▸ **Goal of the exercise**: Every line that holds the string "color" is to be identified and copied.

▸ **Provided records**:
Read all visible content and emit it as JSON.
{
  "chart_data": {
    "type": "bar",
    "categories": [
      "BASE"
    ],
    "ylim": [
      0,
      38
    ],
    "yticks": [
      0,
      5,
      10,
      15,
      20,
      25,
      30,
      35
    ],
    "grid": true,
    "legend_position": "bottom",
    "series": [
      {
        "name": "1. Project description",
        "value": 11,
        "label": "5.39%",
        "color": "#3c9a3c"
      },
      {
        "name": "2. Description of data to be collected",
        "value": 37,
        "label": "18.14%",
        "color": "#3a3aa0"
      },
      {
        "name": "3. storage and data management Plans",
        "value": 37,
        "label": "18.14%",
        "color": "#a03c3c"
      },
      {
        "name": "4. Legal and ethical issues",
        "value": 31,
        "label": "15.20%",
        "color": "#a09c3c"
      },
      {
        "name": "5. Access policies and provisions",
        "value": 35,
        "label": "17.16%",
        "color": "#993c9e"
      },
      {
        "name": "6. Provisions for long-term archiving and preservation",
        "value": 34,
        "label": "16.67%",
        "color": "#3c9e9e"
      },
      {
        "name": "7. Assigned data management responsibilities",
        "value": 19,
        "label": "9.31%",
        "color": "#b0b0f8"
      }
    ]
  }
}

▸ **Full answer**:
        "color": "#3c9a3c"
        "color": "#3a3aa0"
        "color": "#a03c3c"
        "color": "#a09c3c"
        "color": "#993c9e"
        "color": "#3c9e9e"
        "color": "#b0b0f8"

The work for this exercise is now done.